● **GIVEN RECORDS**:
____________________

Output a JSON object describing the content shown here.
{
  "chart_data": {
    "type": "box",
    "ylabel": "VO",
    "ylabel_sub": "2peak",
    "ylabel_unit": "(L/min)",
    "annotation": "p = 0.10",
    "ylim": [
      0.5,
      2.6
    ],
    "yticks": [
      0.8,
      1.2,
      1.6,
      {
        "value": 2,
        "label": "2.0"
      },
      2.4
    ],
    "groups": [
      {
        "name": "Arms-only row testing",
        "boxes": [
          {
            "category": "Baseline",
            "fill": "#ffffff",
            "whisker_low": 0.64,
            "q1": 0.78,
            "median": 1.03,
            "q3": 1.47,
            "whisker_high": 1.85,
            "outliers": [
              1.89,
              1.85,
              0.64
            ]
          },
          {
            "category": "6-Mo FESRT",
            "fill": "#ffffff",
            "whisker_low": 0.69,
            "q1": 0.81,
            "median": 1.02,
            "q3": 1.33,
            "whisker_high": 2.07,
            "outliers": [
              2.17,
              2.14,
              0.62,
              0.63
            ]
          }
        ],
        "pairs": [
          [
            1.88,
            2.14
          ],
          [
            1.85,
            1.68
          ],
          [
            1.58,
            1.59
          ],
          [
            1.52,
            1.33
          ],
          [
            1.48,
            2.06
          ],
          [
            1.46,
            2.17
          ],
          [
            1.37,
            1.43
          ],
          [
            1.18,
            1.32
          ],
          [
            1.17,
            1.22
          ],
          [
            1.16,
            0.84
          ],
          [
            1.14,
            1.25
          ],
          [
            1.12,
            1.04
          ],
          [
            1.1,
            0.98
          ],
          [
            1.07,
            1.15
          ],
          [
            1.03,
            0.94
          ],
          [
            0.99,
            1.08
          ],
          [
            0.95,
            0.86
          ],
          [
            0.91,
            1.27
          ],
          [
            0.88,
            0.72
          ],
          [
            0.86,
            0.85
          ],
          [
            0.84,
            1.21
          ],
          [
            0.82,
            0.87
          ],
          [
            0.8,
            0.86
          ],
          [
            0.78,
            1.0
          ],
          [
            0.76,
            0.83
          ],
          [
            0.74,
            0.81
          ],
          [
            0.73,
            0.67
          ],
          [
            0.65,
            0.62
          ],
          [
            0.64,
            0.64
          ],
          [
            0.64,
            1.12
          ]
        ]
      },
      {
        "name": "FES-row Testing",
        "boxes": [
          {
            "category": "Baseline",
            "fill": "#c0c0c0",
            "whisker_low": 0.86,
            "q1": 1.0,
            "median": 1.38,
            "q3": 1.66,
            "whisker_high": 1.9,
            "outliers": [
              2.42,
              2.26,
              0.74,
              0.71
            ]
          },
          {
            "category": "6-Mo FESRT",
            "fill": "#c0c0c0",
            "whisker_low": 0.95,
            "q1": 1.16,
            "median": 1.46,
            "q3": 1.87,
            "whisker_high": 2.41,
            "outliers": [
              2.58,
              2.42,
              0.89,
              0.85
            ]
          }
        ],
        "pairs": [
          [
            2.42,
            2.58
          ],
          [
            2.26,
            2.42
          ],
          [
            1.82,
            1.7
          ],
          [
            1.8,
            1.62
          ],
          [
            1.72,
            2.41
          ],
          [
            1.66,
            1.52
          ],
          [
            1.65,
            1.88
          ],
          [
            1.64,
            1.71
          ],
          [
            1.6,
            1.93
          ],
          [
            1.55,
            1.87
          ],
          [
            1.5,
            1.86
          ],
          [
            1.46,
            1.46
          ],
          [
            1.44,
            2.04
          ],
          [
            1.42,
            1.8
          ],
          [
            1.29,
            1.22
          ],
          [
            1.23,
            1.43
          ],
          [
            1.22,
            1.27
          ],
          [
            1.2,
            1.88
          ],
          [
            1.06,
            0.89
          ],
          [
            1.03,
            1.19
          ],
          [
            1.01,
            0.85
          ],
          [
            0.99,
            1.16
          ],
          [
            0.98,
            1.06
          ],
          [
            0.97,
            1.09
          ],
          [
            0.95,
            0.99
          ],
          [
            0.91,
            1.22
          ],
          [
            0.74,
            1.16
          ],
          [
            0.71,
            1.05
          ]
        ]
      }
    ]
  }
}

____________________

Print the whole listing again, exactly.

Output a JSON object describing the content shown here.
{
  "chart_data": {
    "type": "box",
    "ylabel": "VO",
    "ylabel_sub": "2peak",
    "ylabel_unit": "(L/min)",
    "annotation": "p = 0.10",
    "ylim": [
      0.5,
      2.6
    ],
    "yticks": [
      0.8,
      1.2,
      1.6,
      {
        "value": 2,
        "label": "2.0"
      },
      2.4
    ],
    "groups": [
      {
        "name": "Arms-only row testing",
        "boxes": [
          {
            "category": "Baseline",
            "fill": "#ffffff",
            "whisker_low": 0.64,
            "q1": 0.78,
            "median": 1.03,
            "q3": 1.47,
            "whisker_high": 1.85,
            "outliers": [
              1.89,
              1.85,
              0.64
            ]
          },
          {
            "category": "6-Mo FESRT",
            "fill": "#ffffff",
            "whisker_low": 0.69,
            "q1": 0.81,
            "median": 1.02,
            "q3": 1.33,
            "whisker_high": 2.07,
            "outliers": [
              2.17,
              2.14,
              0.62,
              0.63
            ]
          }
        ],
        "pairs": [
          [
            1.88,
            2.14
          ],
          [
            1.85,
            1.68
          ],
          [
            1.58,
            1.59
          ],
          [
            1.52,
            1.33
          ],
          [
            1.48,
            2.06
          ],
          [
            1.46,
            2.17
          ],
          [
            1.37,
            1.43
          ],
          [
            1.18,
            1.32
          ],
          [
            1.17,
            1.22
          ],
          [
            1.16,
            0.84
          ],
          [
            1.14,
            1.25
          ],
          [
            1.12,
            1.04
          ],
          [
            1.1,
            0.98
          ],
          [
            1.07,
            1.15
          ],
          [
            1.03,
            0.94
          ],
          [
            0.99,
            1.08
          ],
          [
            0.95,
            0.86
          ],
          [
            0.91,
            1.27
          ],
          [
            0.88,
            0.72
          ],
          [
            0.86,
            0.85
          ],
          [
            0.84,
            1.21
          ],
          [
            0.82,
            0.87
          ],
          [
            0.8,
            0.86
          ],
          [
            0.78,
            1.0
          ],
          [
            0.76,
            0.83
          ],
          [
            0.74,
            0.81
          ],
          [
            0.73,
            0.67
          ],
          [
            0.65,
            0.62
          ],
          [
            0.64,
            0.64
          ],
          [
            0.64,
            1.12
          ]
        ]
      },
      {
        "name": "FES-row Testing",
        "boxes": [
          {
            "category": "Baseline",
            "fill": "#c0c0c0",
            "whisker_low": 0.86,
            "q1": 1.0,
            "median": 1.38,
            "q3": 1.66,
            "whisker_high": 1.9,
            "outliers": [
              2.42,
              2.26,
              0.74,
              0.71
            ]
          },
          {
            "category": "6-Mo FESRT",
            "fill": "#c0c0c0",
            "whisker_low": 0.95,
            "q1": 1.16,
            "median": 1.46,
            "q3": 1.87,
            "whisker_high": 2.41,
            "outliers": [
              2.58,
              2.42,
              0.89,
              0.85
            ]
          }
        ],
        "pairs": [
          [
            2.42,
            2.58
          ],
          [
            2.26,
            2.42
          ],
          [
            1.82,
            1.7
          ],
          [
            1.8,
            1.62
          ],
          [
            1.72,
            2.41
          ],
          [
            1.66,
            1.52
          ],
          [
            1.65,
            1.88
          ],
          [
            1.64,
            1.71
          ],
          [
            1.6,
            1.93
          ],
          [
            1.55,
            1.87
          ],
          [
            1.5,
            1.86
          ],
          [
            1.46,
            1.46
          ],
          [
            1.44,
            2.04
          ],
          [
            1.42,
            1.8
          ],
          [
            1.29,
            1.22
          ],
          [
            1.23,
            1.43
          ],
          [
            1.22,
            1.27
          ],
          [
            1.2,
            1.88
          ],
          [
            1.06,
            0.89
          ],
          [
            1.03,
            1.19
          ],
          [
            1.01,
            0.85
          ],
          [
            0.99,
            1.16
          ],
          [
            0.98,
            1.06
          ],
          [
            0.97,
            1.09
          ],
          [
            0.95,
            0.99
          ],
          [
            0.91,
            1.22
          ],
          [
            0.74,
            1.16
          ],
          [
            0.71,
            1.05
          ]
        ]
      }
    ]
  }
}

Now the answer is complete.